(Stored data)

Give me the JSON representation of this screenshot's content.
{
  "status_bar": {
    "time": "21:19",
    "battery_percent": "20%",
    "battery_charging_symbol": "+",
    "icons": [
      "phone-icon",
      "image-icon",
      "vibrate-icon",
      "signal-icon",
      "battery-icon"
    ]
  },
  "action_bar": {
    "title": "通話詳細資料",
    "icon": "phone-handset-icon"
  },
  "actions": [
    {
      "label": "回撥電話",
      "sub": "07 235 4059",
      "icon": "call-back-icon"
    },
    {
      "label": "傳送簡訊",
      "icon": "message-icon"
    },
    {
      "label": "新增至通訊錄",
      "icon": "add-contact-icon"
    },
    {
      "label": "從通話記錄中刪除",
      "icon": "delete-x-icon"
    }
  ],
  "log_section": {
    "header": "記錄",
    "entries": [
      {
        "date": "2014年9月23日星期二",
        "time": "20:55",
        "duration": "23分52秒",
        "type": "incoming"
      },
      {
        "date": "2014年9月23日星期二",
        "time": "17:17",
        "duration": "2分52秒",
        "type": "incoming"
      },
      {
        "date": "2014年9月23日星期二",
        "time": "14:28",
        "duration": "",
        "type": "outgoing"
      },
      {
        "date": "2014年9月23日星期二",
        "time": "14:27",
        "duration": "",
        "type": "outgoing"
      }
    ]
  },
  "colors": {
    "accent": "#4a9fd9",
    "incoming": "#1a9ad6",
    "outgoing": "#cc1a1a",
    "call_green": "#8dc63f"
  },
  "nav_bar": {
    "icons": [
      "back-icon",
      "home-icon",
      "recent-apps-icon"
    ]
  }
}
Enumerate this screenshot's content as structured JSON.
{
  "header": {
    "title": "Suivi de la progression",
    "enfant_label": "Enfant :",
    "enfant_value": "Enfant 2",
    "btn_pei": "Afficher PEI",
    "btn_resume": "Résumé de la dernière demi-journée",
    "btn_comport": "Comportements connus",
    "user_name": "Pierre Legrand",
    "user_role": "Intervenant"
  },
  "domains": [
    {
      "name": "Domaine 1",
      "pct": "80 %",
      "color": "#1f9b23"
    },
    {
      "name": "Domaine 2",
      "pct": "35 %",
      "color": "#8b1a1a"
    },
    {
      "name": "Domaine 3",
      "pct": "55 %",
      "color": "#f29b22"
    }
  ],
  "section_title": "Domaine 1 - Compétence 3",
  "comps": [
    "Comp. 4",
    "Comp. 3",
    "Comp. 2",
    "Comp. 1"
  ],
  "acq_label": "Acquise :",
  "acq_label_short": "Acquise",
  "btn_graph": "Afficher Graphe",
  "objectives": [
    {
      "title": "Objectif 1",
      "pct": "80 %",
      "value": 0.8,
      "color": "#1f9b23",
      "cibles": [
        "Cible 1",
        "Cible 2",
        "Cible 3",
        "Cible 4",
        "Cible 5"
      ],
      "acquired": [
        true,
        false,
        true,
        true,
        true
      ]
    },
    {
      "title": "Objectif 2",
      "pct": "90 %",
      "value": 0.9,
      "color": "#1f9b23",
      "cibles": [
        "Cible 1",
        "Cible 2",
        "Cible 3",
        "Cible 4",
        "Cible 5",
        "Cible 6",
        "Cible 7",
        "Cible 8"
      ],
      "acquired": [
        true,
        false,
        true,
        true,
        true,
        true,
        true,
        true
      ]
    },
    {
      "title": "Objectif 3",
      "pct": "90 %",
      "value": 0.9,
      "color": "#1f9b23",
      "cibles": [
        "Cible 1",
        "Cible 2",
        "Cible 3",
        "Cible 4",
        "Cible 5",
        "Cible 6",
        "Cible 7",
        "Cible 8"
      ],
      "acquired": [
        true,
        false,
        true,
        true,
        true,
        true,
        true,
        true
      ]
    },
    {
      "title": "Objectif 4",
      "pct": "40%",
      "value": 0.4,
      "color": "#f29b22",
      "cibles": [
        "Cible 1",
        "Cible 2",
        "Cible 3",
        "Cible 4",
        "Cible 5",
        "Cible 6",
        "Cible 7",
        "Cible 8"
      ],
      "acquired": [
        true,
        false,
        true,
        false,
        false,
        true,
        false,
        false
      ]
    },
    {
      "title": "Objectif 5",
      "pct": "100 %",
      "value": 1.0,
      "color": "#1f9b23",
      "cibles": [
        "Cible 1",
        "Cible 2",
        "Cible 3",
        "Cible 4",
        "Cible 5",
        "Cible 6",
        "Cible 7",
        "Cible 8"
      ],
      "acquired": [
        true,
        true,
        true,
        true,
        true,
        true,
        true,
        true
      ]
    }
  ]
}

▶ EXERCISE REQUIREMENTS: Give back all the data exactly as written.

▶ OUTPUT BELOW:
Give me the JSON representation of this screenshot's content.
{
  "status_bar": {
    "time": "21:19",
    "battery_percent": "20%",
    "battery_charging_symbol": "+",
    "icons": [
      "phone-icon",
      "image-icon",
      "vibrate-icon",
      "signal-icon",
      "battery-icon"
    ]
  },
  "action_bar": {
    "title": "通話詳細資料",
    "icon": "phone-handset-icon"
  },
  "actions": [
    {
      "label": "回撥電話",
      "sub": "07 235 4059",
      "icon": "call-back-icon"
    },
    {
      "label": "傳送簡訊",
      "icon": "message-icon"
    },
    {
      "label": "新增至通訊錄",
      "icon": "add-contact-icon"
    },
    {
      "label": "從通話記錄中刪除",
      "icon": "delete-x-icon"
    }
  ],
  "log_section": {
    "header": "記錄",
    "entries": [
      {
        "date": "2014年9月23日星期二",
        "time": "20:55",
        "duration": "23分52秒",
        "type": "incoming"
      },
      {
        "date": "2014年9月23日星期二",
        "time": "17:17",
        "duration": "2分52秒",
        "type": "incoming"
      },
      {
        "date": "2014年9月23日星期二",
        "time": "14:28",
        "duration": "",
        "type": "outgoing"
      },
      {
        "date": "2014年9月23日星期二",
        "time": "14:27",
        "duration": "",
        "type": "outgoing"
      }
    ]
  },
  "colors": {
    "accent": "#4a9fd9",
    "incoming": "#1a9ad6",
    "outgoing": "#cc1a1a",
    "call_green": "#8dc63f"
  },
  "nav_bar": {
    "icons": [
      "back-icon",
      "home-icon",
      "recent-apps-icon"
    ]
  }
}
Enumerate this screenshot's content as structured JSON.
{
  "header": {
    "title": "Suivi de la progression",
    "enfant_label": "Enfant :",
    "enfant_value": "Enfant 2",
    "btn_pei": "Afficher PEI",
    "btn_resume": "Résumé de la dernière demi-journée",
    "btn_comport": "Comportements connus",
    "user_name": "Pierre Legrand",
    "user_role": "Intervenant"
  },
  "domains": [
    {
      "name": "Domaine 1",
      "pct": "80 %",
      "color": "#1f9b23"
    },
    {
      "name": "Domaine 2",
      "pct": "35 %",
      "color": "#8b1a1a"
    },
    {
      "name": "Domaine 3",
      "pct": "55 %",
      "color": "#f29b22"
    }
  ],
  "section_title": "Domaine 1 - Compétence 3",
  "comps": [
    "Comp. 4",
    "Comp. 3",
    "Comp. 2",
    "Comp. 1"
  ],
  "acq_label": "Acquise :",
  "acq_label_short": "Acquise",
  "btn_graph": "Afficher Graphe",
  "objectives": [
    {
      "title": "Objectif 1",
      "pct": "80 %",
      "value": 0.8,
      "color": "#1f9b23",
      "cibles": [
        "Cible 1",
        "Cible 2",
        "Cible 3",
        "Cible 4",
        "Cible 5"
      ],
      "acquired": [
        true,
        false,
        true,
        true,
        true
      ]
    },
    {
      "title": "Objectif 2",
      "pct": "90 %",
      "value": 0.9,
      "color": "#1f9b23",
      "cibles": [
        "Cible 1",
        "Cible 2",
        "Cible 3",
        "Cible 4",
        "Cible 5",
        "Cible 6",
        "Cible 7",
        "Cible 8"
      ],
      "acquired": [
        true,
        false,
        true,
        true,
        true,
        true,
        true,
        true
      ]
    },
    {
      "title": "Objectif 3",
      "pct": "90 %",
      "value": 0.9,
      "color": "#1f9b23",
      "cibles": [
        "Cible 1",
        "Cible 2",
        "Cible 3",
        "Cible 4",
        "Cible 5",
        "Cible 6",
        "Cible 7",
        "Cible 8"
      ],
      "acquired": [
        true,
        false,
        true,
        true,
        true,
        true,
        true,
        true
      ]
    },
    {
      "title": "Objectif 4",
      "pct": "40%",
      "value": 0.4,
      "color": "#f29b22",
      "cibles": [
        "Cible 1",
        "Cible 2",
        "Cible 3",
        "Cible 4",
        "Cible 5",
        "Cible 6",
        "Cible 7",
        "Cible 8"
      ],
      "acquired": [
        true,
        false,
        true,
        false,
        false,
        true,
        false,
        false
      ]
    },
    {
      "title": "Objectif 5",
      "pct": "100 %",
      "value": 1.0,
      "color": "#1f9b23",
      "cibles": [
        "Cible 1",
        "Cible 2",
        "Cible 3",
        "Cible 4",
        "Cible 5",
        "Cible 6",
        "Cible 7",
        "Cible 8"
      ],
      "acquired": [
        true,
        true,
        true,
        true,
        true,
        true,
        true,
        true
      ]
    }
  ]
}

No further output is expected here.